___ Information shown ___

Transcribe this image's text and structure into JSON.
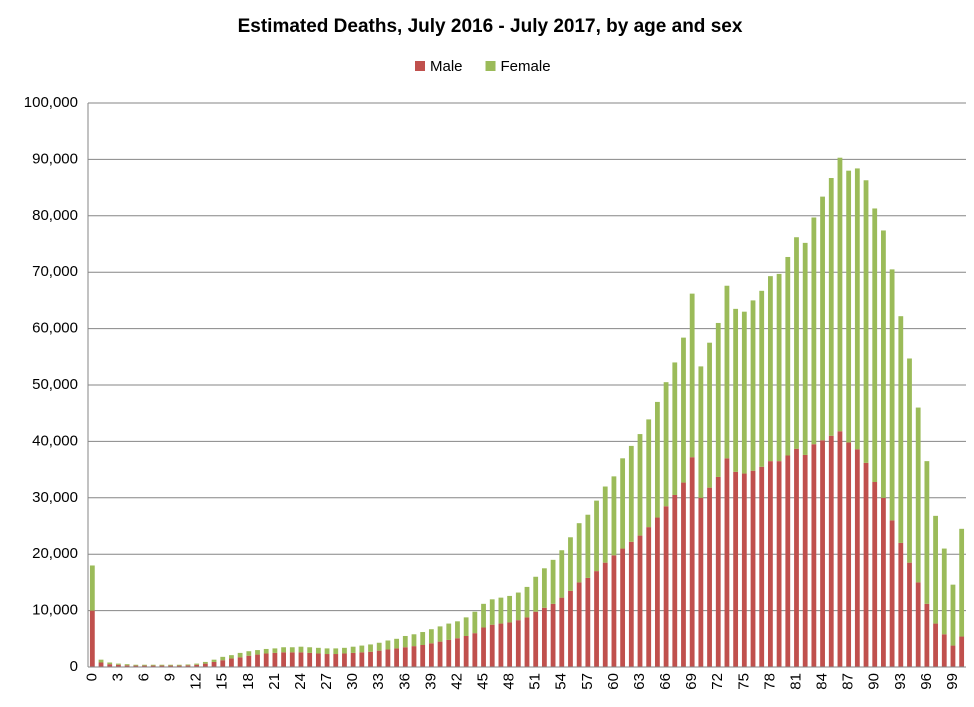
{
  "chart_data": {
    "type": "stacked_bar",
    "title": "Estimated Deaths, July 2016 - July 2017, by age and sex",
    "categories": [
      "0",
      null,
      null,
      "3",
      null,
      null,
      "6",
      null,
      null,
      "9",
      null,
      null,
      "12",
      null,
      null,
      "15",
      null,
      null,
      "18",
      null,
      null,
      "21",
      null,
      null,
      "24",
      null,
      null,
      "27",
      null,
      null,
      "30",
      null,
      null,
      "33",
      null,
      null,
      "36",
      null,
      null,
      "39",
      null,
      null,
      "42",
      null,
      null,
      "45",
      null,
      null,
      "48",
      null,
      null,
      "51",
      null,
      null,
      "54",
      null,
      null,
      "57",
      null,
      null,
      "60",
      null,
      null,
      "63",
      null,
      null,
      "66",
      null,
      null,
      "69",
      null,
      null,
      "72",
      null,
      null,
      "75",
      null,
      null,
      "78",
      null,
      null,
      "81",
      null,
      null,
      "84",
      null,
      null,
      "87",
      null,
      null,
      "90",
      null,
      null,
      "93",
      null,
      null,
      "96",
      null,
      null,
      "99",
      null
    ],
    "series": [
      {
        "name": "Male",
        "color": "#c0504d",
        "values": [
          10000,
          800,
          500,
          400,
          300,
          250,
          250,
          250,
          250,
          250,
          250,
          300,
          400,
          600,
          900,
          1200,
          1500,
          1700,
          2000,
          2200,
          2400,
          2500,
          2600,
          2600,
          2600,
          2500,
          2400,
          2300,
          2300,
          2400,
          2500,
          2600,
          2700,
          2900,
          3100,
          3300,
          3500,
          3700,
          3900,
          4200,
          4500,
          4800,
          5100,
          5500,
          6000,
          7000,
          7500,
          7700,
          7900,
          8300,
          8800,
          9800,
          10500,
          11200,
          12300,
          13500,
          15000,
          15800,
          17000,
          18500,
          19800,
          21000,
          22200,
          23300,
          24800,
          26500,
          28500,
          30500,
          32700,
          37200,
          30000,
          31800,
          33700,
          37000,
          34600,
          34300,
          34800,
          35500,
          36500,
          36500,
          37500,
          38700,
          37600,
          39500,
          40200,
          41000,
          41800,
          39800,
          38600,
          36200,
          32800,
          30000,
          26000,
          22000,
          18500,
          15000,
          11200,
          7700,
          5800,
          3800,
          5400
        ]
      },
      {
        "name": "Female",
        "color": "#9bbb59",
        "values": [
          8000,
          500,
          300,
          200,
          200,
          150,
          150,
          150,
          150,
          150,
          150,
          150,
          200,
          300,
          400,
          600,
          600,
          800,
          800,
          800,
          800,
          800,
          900,
          900,
          1000,
          1000,
          1000,
          1000,
          1000,
          1000,
          1100,
          1200,
          1300,
          1400,
          1600,
          1700,
          2000,
          2100,
          2300,
          2500,
          2700,
          2900,
          3000,
          3300,
          3800,
          4200,
          4500,
          4600,
          4700,
          4900,
          5400,
          6200,
          7000,
          7800,
          8400,
          9500,
          10500,
          11200,
          12500,
          13500,
          14000,
          16000,
          17000,
          18000,
          19100,
          20500,
          22000,
          23500,
          25700,
          29000,
          23300,
          25700,
          27300,
          30600,
          28900,
          28700,
          30200,
          31200,
          32800,
          33200,
          35200,
          37500,
          37600,
          40200,
          43200,
          45700,
          48500,
          48200,
          49800,
          50100,
          48500,
          47400,
          44500,
          40200,
          36200,
          31000,
          25300,
          19100,
          15200,
          10800,
          19100
        ]
      }
    ],
    "ylim": [
      0,
      100000
    ],
    "yticks": [
      0,
      {
        "value": 10000,
        "label": "10,000"
      },
      {
        "value": 20000,
        "label": "20,000"
      },
      {
        "value": 30000,
        "label": "30,000"
      },
      {
        "value": 40000,
        "label": "40,000"
      },
      {
        "value": 50000,
        "label": "50,000"
      },
      {
        "value": 60000,
        "label": "60,000"
      },
      {
        "value": 70000,
        "label": "70,000"
      },
      {
        "value": 80000,
        "label": "80,000"
      },
      {
        "value": 90000,
        "label": "90,000"
      },
      {
        "value": 100000,
        "label": "100,000"
      }
    ],
    "grid": true,
    "legend": "top"
  }
}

___

- [Written instruction]: With the pictures left out, transcribe the material exactly.

- [Task solution]:
Transcribe this image's text and structure into JSON.
{
  "chart_data": {
    "type": "stacked_bar",
    "title": "Estimated Deaths, July 2016 - July 2017, by age and sex",
    "categories": [
      "0",
      null,
      null,
      "3",
      null,
      null,
      "6",
      null,
      null,
      "9",
      null,
      null,
      "12",
      null,
      null,
      "15",
      null,
      null,
      "18",
      null,
      null,
      "21",
      null,
      null,
      "24",
      null,
      null,
      "27",
      null,
      null,
      "30",
      null,
      null,
      "33",
      null,
      null,
      "36",
      null,
      null,
      "39",
      null,
      null,
      "42",
      null,
      null,
      "45",
      null,
      null,
      "48",
      null,
      null,
      "51",
      null,
      null,
      "54",
      null,
      null,
      "57",
      null,
      null,
      "60",
      null,
      null,
      "63",
      null,
      null,
      "66",
      null,
      null,
      "69",
      null,
      null,
      "72",
      null,
      null,
      "75",
      null,
      null,
      "78",
      null,
      null,
      "81",
      null,
      null,
      "84",
      null,
      null,
      "87",
      null,
      null,
      "90",
      null,
      null,
      "93",
      null,
      null,
      "96",
      null,
      null,
      "99",
      null
    ],
    "series": [
      {
        "name": "Male",
        "color": "#c0504d",
        "values": [
          10000,
          800,
          500,
          400,
          300,
          250,
          250,
          250,
          250,
          250,
          250,
          300,
          400,
          600,
          900,
          1200,
          1500,
          1700,
          2000,
          2200,
          2400,
          2500,
          2600,
          2600,
          2600,
          2500,
          2400,
          2300,
          2300,
          2400,
          2500,
          2600,
          2700,
          2900,
          3100,
          3300,
          3500,
          3700,
          3900,
          4200,
          4500,
          4800,
          5100,
          5500,
          6000,
          7000,
          7500,
          7700,
          7900,
          8300,
          8800,
          9800,
          10500,
          11200,
          12300,
          13500,
          15000,
          15800,
          17000,
          18500,
          19800,
          21000,
          22200,
          23300,
          24800,
          26500,
          28500,
          30500,
          32700,
          37200,
          30000,
          31800,
          33700,
          37000,
          34600,
          34300,
          34800,
          35500,
          36500,
          36500,
          37500,
          38700,
          37600,
          39500,
          40200,
          41000,
          41800,
          39800,
          38600,
          36200,
          32800,
          30000,
          26000,
          22000,
          18500,
          15000,
          11200,
          7700,
          5800,
          3800,
          5400
        ]
      },
      {
        "name": "Female",
        "color": "#9bbb59",
        "values": [
          8000,
          500,
          300,
          200,
          200,
          150,
          150,
          150,
          150,
          150,
          150,
          150,
          200,
          300,
          400,
          600,
          600,
          800,
          800,
          800,
          800,
          800,
          900,
          900,
          1000,
          1000,
          1000,
          1000,
          1000,
          1000,
          1100,
          1200,
          1300,
          1400,
          1600,
          1700,
          2000,
          2100,
          2300,
          2500,
          2700,
          2900,
          3000,
          3300,
          3800,
          4200,
          4500,
          4600,
          4700,
          4900,
          5400,
          6200,
          7000,
          7800,
          8400,
          9500,
          10500,
          11200,
          12500,
          13500,
          14000,
          16000,
          17000,
          18000,
          19100,
          20500,
          22000,
          23500,
          25700,
          29000,
          23300,
          25700,
          27300,
          30600,
          28900,
          28700,
          30200,
          31200,
          32800,
          33200,
          35200,
          37500,
          37600,
          40200,
          43200,
          45700,
          48500,
          48200,
          49800,
          50100,
          48500,
          47400,
          44500,
          40200,
          36200,
          31000,
          25300,
          19100,
          15200,
          10800,
          19100
        ]
      }
    ],
    "ylim": [
      0,
      100000
    ],
    "yticks": [
      0,
      {
        "value": 10000,
        "label": "10,000"
      },
      {
        "value": 20000,
        "label": "20,000"
      },
      {
        "value": 30000,
        "label": "30,000"
      },
      {
        "value": 40000,
        "label": "40,000"
      },
      {
        "value": 50000,
        "label": "50,000"
      },
      {
        "value": 60000,
        "label": "60,000"
      },
      {
        "value": 70000,
        "label": "70,000"
      },
      {
        "value": 80000,
        "label": "80,000"
      },
      {
        "value": 90000,
        "label": "90,000"
      },
      {
        "value": 100000,
        "label": "100,000"
      }
    ],
    "grid": true,
    "legend": "top"
  }
}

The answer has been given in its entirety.